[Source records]
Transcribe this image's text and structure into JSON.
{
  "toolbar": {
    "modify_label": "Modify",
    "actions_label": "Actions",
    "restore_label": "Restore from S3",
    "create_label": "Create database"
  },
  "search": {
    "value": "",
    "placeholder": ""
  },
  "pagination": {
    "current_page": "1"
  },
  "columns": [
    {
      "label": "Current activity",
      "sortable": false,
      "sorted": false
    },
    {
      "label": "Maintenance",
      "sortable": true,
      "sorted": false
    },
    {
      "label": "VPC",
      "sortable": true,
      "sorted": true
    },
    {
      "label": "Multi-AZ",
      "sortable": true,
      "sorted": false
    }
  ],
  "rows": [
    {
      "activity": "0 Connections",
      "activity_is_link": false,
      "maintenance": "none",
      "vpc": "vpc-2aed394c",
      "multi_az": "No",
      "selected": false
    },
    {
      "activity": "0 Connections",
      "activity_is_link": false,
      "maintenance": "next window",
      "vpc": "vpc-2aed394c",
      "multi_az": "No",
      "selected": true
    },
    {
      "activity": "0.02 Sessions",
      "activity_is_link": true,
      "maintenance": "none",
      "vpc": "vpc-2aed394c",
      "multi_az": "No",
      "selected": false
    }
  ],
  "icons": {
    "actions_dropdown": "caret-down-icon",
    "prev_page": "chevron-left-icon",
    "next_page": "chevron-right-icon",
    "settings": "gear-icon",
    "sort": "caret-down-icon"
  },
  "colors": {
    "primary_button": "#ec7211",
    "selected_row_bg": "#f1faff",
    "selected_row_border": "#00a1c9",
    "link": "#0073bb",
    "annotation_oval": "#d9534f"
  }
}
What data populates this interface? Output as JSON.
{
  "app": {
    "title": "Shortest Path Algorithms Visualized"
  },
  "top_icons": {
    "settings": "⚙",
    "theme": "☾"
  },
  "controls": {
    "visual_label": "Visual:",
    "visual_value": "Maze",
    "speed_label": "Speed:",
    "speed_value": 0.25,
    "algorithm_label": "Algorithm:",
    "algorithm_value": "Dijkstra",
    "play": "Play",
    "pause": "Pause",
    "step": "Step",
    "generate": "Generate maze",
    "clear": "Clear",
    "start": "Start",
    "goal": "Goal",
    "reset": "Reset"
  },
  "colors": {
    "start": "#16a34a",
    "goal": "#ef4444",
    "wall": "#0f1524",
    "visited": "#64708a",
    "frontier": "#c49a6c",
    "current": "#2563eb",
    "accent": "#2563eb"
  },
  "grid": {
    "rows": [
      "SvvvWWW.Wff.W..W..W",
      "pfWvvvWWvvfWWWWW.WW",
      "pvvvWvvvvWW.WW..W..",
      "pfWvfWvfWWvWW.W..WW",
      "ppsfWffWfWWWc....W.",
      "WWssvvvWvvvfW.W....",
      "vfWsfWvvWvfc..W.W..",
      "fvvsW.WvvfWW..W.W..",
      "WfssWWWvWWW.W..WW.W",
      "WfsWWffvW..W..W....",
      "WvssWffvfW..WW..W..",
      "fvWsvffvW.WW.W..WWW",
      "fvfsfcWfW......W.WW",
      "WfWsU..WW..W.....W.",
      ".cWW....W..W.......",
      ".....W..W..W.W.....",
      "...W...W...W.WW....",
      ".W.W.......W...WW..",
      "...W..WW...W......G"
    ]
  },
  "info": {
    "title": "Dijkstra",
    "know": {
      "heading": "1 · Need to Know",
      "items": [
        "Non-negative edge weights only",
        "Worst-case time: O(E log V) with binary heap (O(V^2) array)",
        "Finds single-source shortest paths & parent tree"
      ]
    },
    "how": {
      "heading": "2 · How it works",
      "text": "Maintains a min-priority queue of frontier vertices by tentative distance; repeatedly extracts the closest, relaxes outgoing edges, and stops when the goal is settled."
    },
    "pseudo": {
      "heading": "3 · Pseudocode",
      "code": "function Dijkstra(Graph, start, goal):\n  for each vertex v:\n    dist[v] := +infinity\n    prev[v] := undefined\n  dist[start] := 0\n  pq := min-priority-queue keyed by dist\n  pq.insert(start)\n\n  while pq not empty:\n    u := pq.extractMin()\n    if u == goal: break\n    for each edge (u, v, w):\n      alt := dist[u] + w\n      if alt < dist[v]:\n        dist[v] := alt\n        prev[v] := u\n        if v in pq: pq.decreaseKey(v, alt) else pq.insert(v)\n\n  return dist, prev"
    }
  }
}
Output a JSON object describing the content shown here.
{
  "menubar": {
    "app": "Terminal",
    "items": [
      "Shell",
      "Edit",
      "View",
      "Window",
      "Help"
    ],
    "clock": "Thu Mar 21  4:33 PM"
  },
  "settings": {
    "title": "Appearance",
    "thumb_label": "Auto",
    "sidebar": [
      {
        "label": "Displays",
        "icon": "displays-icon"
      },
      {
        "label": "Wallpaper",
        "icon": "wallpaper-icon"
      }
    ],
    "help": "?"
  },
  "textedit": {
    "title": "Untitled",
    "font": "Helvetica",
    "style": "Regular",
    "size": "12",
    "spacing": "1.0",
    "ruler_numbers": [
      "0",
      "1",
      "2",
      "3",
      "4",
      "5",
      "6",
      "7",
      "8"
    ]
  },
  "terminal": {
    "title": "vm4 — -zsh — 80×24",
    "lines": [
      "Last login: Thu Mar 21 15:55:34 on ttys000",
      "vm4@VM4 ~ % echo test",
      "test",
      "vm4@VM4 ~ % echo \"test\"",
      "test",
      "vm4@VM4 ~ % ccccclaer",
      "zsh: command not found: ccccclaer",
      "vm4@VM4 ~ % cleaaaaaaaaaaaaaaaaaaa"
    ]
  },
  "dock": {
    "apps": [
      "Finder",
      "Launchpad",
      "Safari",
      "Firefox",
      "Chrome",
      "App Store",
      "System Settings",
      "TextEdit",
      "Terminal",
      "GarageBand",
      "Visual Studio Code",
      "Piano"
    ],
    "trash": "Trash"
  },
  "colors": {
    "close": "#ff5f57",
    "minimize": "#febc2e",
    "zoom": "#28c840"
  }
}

◆ **THE TASK**: Each entry above needs to be retyped exactly.

◆ **WRITTEN SOLUTION**:
Transcribe this image's text and structure into JSON.
{
  "toolbar": {
    "modify_label": "Modify",
    "actions_label": "Actions",
    "restore_label": "Restore from S3",
    "create_label": "Create database"
  },
  "search": {
    "value": "",
    "placeholder": ""
  },
  "pagination": {
    "current_page": "1"
  },
  "columns": [
    {
      "label": "Current activity",
      "sortable": false,
      "sorted": false
    },
    {
      "label": "Maintenance",
      "sortable": true,
      "sorted": false
    },
    {
      "label": "VPC",
      "sortable": true,
      "sorted": true
    },
    {
      "label": "Multi-AZ",
      "sortable": true,
      "sorted": false
    }
  ],
  "rows": [
    {
      "activity": "0 Connections",
      "activity_is_link": false,
      "maintenance": "none",
      "vpc": "vpc-2aed394c",
      "multi_az": "No",
      "selected": false
    },
    {
      "activity": "0 Connections",
      "activity_is_link": false,
      "maintenance": "next window",
      "vpc": "vpc-2aed394c",
      "multi_az": "No",
      "selected": true
    },
    {
      "activity": "0.02 Sessions",
      "activity_is_link": true,
      "maintenance": "none",
      "vpc": "vpc-2aed394c",
      "multi_az": "No",
      "selected": false
    }
  ],
  "icons": {
    "actions_dropdown": "caret-down-icon",
    "prev_page": "chevron-left-icon",
    "next_page": "chevron-right-icon",
    "settings": "gear-icon",
    "sort": "caret-down-icon"
  },
  "colors": {
    "primary_button": "#ec7211",
    "selected_row_bg": "#f1faff",
    "selected_row_border": "#00a1c9",
    "link": "#0073bb",
    "annotation_oval": "#d9534f"
  }
}
What data populates this interface? Output as JSON.
{
  "app": {
    "title": "Shortest Path Algorithms Visualized"
  },
  "top_icons": {
    "settings": "⚙",
    "theme": "☾"
  },
  "controls": {
    "visual_label": "Visual:",
    "visual_value": "Maze",
    "speed_label": "Speed:",
    "speed_value": 0.25,
    "algorithm_label": "Algorithm:",
    "algorithm_value": "Dijkstra",
    "play": "Play",
    "pause": "Pause",
    "step": "Step",
    "generate": "Generate maze",
    "clear": "Clear",
    "start": "Start",
    "goal": "Goal",
    "reset": "Reset"
  },
  "colors": {
    "start": "#16a34a",
    "goal": "#ef4444",
    "wall": "#0f1524",
    "visited": "#64708a",
    "frontier": "#c49a6c",
    "current": "#2563eb",
    "accent": "#2563eb"
  },
  "grid": {
    "rows": [
      "SvvvWWW.Wff.W..W..W",
      "pfWvvvWWvvfWWWWW.WW",
      "pvvvWvvvvWW.WW..W..",
      "pfWvfWvfWWvWW.W..WW",
      "ppsfWffWfWWWc....W.",
      "WWssvvvWvvvfW.W....",
      "vfWsfWvvWvfc..W.W..",
      "fvvsW.WvvfWW..W.W..",
      "WfssWWWvWWW.W..WW.W",
      "WfsWWffvW..W..W....",
      "WvssWffvfW..WW..W..",
      "fvWsvffvW.WW.W..WWW",
      "fvfsfcWfW......W.WW",
      "WfWsU..WW..W.....W.",
      ".cWW....W..W.......",
      ".....W..W..W.W.....",
      "...W...W...W.WW....",
      ".W.W.......W...WW..",
      "...W..WW...W......G"
    ]
  },
  "info": {
    "title": "Dijkstra",
    "know": {
      "heading": "1 · Need to Know",
      "items": [
        "Non-negative edge weights only",
        "Worst-case time: O(E log V) with binary heap (O(V^2) array)",
        "Finds single-source shortest paths & parent tree"
      ]
    },
    "how": {
      "heading": "2 · How it works",
      "text": "Maintains a min-priority queue of frontier vertices by tentative distance; repeatedly extracts the closest, relaxes outgoing edges, and stops when the goal is settled."
    },
    "pseudo": {
      "heading": "3 · Pseudocode",
      "code": "function Dijkstra(Graph, start, goal):\n  for each vertex v:\n    dist[v] := +infinity\n    prev[v] := undefined\n  dist[start] := 0\n  pq := min-priority-queue keyed by dist\n  pq.insert(start)\n\n  while pq not empty:\n    u := pq.extractMin()\n    if u == goal: break\n    for each edge (u, v, w):\n      alt := dist[u] + w\n      if alt < dist[v]:\n        dist[v] := alt\n        prev[v] := u\n        if v in pq: pq.decreaseKey(v, alt) else pq.insert(v)\n\n  return dist, prev"
    }
  }
}
Output a JSON object describing the content shown here.
{
  "menubar": {
    "app": "Terminal",
    "items": [
      "Shell",
      "Edit",
      "View",
      "Window",
      "Help"
    ],
    "clock": "Thu Mar 21  4:33 PM"
  },
  "settings": {
    "title": "Appearance",
    "thumb_label": "Auto",
    "sidebar": [
      {
        "label": "Displays",
        "icon": "displays-icon"
      },
      {
        "label": "Wallpaper",
        "icon": "wallpaper-icon"
      }
    ],
    "help": "?"
  },
  "textedit": {
    "title": "Untitled",
    "font": "Helvetica",
    "style": "Regular",
    "size": "12",
    "spacing": "1.0",
    "ruler_numbers": [
      "0",
      "1",
      "2",
      "3",
      "4",
      "5",
      "6",
      "7",
      "8"
    ]
  },
  "terminal": {
    "title": "vm4 — -zsh — 80×24",
    "lines": [
      "Last login: Thu Mar 21 15:55:34 on ttys000",
      "vm4@VM4 ~ % echo test",
      "test",
      "vm4@VM4 ~ % echo \"test\"",
      "test",
      "vm4@VM4 ~ % ccccclaer",
      "zsh: command not found: ccccclaer",
      "vm4@VM4 ~ % cleaaaaaaaaaaaaaaaaaaa"
    ]
  },
  "dock": {
    "apps": [
      "Finder",
      "Launchpad",
      "Safari",
      "Firefox",
      "Chrome",
      "App Store",
      "System Settings",
      "TextEdit",
      "Terminal",
      "GarageBand",
      "Visual Studio Code",
      "Piano"
    ],
    "trash": "Trash"
  },
  "colors": {
    "close": "#ff5f57",
    "minimize": "#febc2e",
    "zoom": "#28c840"
  }
}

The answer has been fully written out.